** Start of Data in this exercise **
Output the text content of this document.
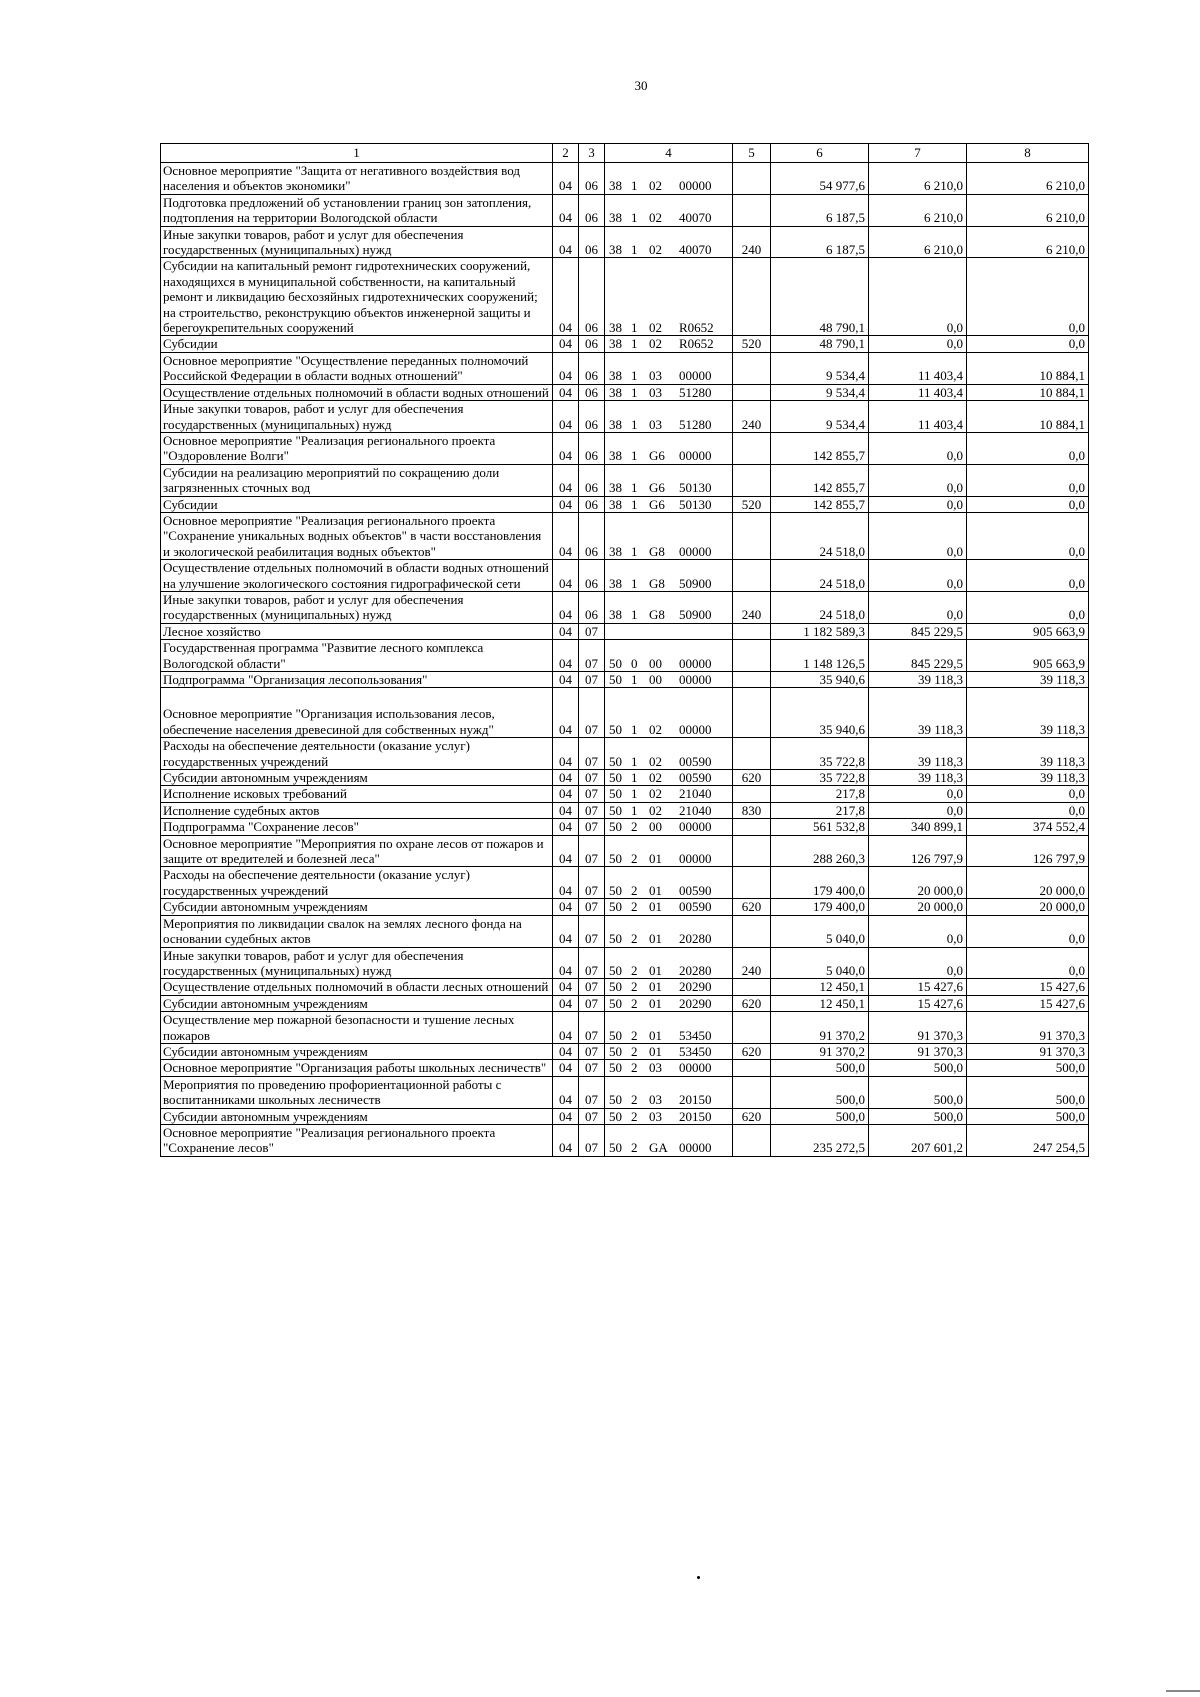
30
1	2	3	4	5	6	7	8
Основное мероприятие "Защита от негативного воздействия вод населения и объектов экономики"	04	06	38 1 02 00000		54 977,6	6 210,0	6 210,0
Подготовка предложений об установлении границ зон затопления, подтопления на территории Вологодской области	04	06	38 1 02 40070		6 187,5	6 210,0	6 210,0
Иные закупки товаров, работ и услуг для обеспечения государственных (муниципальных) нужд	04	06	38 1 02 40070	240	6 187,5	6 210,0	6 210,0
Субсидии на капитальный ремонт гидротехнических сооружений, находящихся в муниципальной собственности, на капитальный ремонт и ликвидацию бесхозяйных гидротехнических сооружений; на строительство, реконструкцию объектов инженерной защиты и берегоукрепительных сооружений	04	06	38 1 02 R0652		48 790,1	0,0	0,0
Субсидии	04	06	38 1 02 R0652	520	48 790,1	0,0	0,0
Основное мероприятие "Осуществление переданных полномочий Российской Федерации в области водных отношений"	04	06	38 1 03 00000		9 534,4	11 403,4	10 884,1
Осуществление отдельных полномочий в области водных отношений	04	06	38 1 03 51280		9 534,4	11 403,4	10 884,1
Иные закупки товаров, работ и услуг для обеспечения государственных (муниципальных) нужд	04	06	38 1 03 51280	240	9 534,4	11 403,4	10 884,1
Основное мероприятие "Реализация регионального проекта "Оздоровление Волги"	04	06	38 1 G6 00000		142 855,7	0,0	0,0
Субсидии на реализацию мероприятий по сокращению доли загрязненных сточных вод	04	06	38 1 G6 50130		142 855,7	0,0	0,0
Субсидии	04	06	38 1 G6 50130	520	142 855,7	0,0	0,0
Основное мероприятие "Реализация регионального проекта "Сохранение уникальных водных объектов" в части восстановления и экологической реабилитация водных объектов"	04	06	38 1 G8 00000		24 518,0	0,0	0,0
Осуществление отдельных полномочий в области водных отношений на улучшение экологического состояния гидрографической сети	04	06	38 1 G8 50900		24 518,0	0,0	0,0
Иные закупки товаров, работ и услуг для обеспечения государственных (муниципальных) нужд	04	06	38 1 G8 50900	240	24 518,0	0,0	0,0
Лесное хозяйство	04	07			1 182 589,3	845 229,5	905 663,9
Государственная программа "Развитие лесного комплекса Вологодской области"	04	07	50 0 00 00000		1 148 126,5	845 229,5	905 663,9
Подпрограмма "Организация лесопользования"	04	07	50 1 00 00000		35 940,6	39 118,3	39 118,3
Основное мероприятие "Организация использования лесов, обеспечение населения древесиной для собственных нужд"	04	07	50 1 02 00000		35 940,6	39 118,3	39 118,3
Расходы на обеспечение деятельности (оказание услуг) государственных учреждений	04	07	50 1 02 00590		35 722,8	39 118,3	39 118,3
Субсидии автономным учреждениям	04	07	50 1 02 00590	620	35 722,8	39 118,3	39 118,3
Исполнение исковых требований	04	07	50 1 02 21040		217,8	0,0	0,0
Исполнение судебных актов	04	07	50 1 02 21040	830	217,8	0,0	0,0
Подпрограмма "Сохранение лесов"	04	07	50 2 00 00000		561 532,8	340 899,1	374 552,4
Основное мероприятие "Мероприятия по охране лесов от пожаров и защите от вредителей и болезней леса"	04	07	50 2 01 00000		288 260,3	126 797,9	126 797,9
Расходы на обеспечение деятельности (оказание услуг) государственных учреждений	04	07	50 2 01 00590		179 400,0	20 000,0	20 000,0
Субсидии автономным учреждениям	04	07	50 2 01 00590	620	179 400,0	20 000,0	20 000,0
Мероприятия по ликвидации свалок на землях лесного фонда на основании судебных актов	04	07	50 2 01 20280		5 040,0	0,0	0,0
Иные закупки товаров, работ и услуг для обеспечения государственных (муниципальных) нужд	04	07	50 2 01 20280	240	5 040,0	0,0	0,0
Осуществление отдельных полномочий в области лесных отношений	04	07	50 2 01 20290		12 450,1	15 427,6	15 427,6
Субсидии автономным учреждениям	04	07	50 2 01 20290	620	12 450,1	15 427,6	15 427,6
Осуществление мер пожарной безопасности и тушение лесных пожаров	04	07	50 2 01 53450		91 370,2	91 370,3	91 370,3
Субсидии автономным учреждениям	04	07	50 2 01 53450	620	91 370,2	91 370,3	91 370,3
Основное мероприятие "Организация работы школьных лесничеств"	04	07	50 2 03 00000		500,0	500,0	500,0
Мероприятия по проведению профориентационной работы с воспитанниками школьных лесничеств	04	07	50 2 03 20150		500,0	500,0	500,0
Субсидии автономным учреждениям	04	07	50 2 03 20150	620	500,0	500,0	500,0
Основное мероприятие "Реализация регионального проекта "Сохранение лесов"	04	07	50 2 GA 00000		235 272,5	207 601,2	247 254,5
** End of Data in this exercise **
** Start of Data in this exercise **
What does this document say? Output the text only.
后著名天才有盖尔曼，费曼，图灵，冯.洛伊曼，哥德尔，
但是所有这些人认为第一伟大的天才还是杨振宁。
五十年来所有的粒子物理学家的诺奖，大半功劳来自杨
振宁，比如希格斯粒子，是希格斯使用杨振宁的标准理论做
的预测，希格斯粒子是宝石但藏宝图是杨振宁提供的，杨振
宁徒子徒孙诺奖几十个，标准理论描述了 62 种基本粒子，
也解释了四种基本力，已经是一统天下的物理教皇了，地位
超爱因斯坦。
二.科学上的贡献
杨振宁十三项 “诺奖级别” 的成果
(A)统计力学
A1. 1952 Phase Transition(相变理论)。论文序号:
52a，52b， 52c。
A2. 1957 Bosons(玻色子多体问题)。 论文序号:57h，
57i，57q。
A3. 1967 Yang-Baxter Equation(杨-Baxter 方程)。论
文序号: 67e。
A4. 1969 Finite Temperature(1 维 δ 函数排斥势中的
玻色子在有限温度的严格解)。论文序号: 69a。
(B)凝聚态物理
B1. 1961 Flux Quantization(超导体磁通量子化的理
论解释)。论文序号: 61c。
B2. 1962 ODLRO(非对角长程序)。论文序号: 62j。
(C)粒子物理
** End of Data in this exercise **
** Start of Data in this exercise **
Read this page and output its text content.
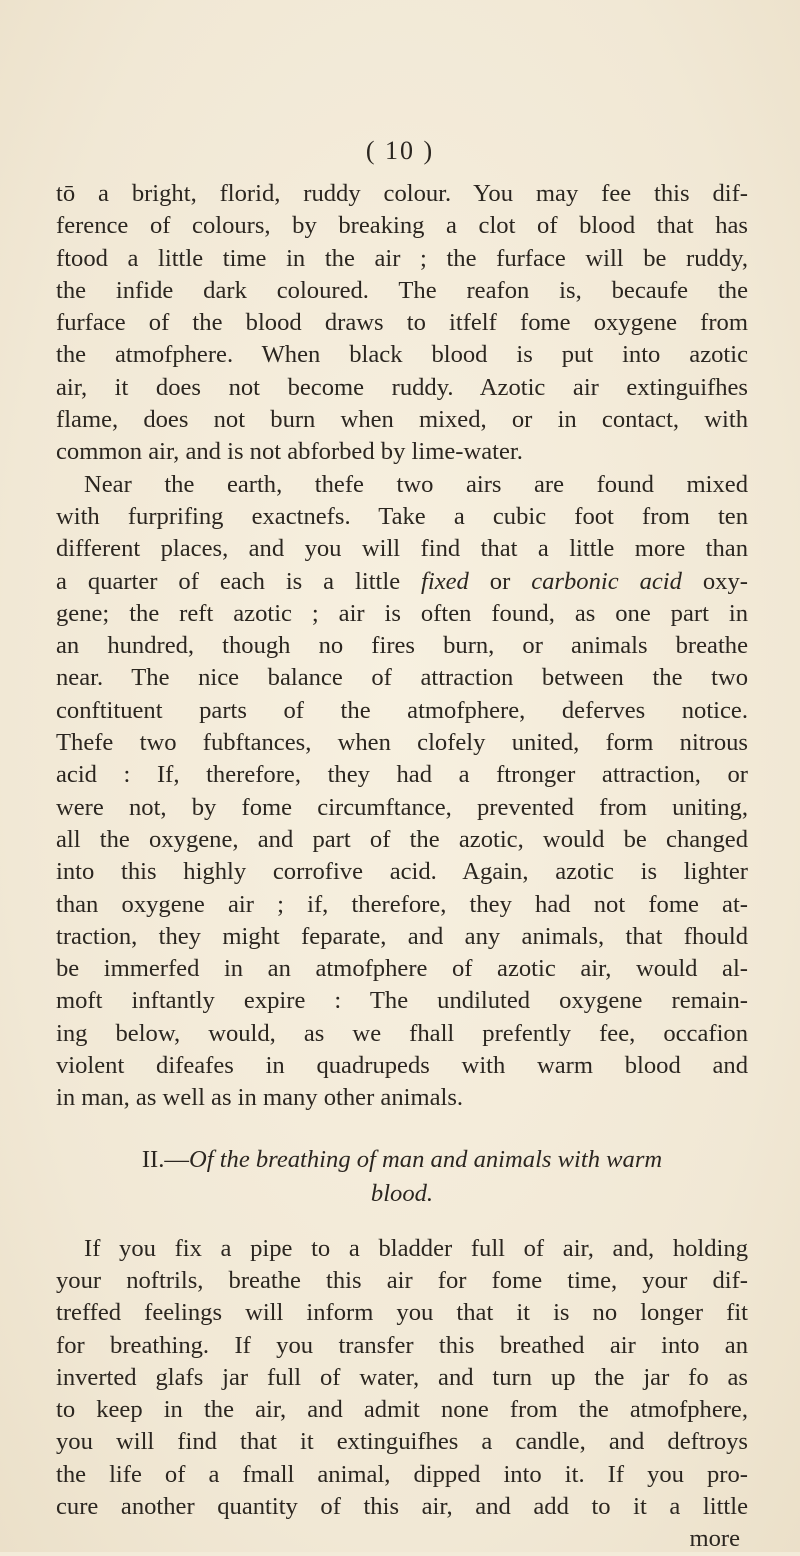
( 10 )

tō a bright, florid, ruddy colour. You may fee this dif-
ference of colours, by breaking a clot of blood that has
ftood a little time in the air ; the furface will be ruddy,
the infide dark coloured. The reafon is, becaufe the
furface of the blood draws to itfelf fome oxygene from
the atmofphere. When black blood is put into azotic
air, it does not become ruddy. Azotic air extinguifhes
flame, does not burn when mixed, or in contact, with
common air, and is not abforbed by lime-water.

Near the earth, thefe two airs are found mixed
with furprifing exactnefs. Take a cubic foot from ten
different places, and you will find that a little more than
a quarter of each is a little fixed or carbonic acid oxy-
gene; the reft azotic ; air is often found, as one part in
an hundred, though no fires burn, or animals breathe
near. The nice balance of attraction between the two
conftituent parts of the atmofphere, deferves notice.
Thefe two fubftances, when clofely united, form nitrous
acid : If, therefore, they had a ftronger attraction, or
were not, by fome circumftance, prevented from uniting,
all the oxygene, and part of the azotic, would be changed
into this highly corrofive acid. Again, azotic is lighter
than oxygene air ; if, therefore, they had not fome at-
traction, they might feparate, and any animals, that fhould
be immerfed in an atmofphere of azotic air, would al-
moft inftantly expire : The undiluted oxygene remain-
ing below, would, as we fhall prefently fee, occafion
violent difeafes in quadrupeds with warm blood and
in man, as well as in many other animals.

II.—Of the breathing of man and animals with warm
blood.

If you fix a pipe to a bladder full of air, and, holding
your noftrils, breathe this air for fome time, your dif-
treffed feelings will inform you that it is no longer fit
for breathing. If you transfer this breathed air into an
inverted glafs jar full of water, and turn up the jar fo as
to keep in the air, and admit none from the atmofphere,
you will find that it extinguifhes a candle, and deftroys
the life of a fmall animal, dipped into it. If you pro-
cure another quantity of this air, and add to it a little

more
** End of Data in this exercise **
* Direction: Show the lines of the records that include the string "отдельных".

* Final answer:
Осуществление отдельных полномочий в области водных отношений	04	06	38 1 03 51280		9 534,4	11 403,4	10 884,1
Осуществление отдельных полномочий в области водных отношений на улучшение экологического состояния гидрографической сети	04	06	38 1 G8 50900		24 518,0	0,0	0,0
Осуществление отдельных полномочий в области лесных отношений	04	07	50 2 01 20290		12 450,1	15 427,6	15 427,6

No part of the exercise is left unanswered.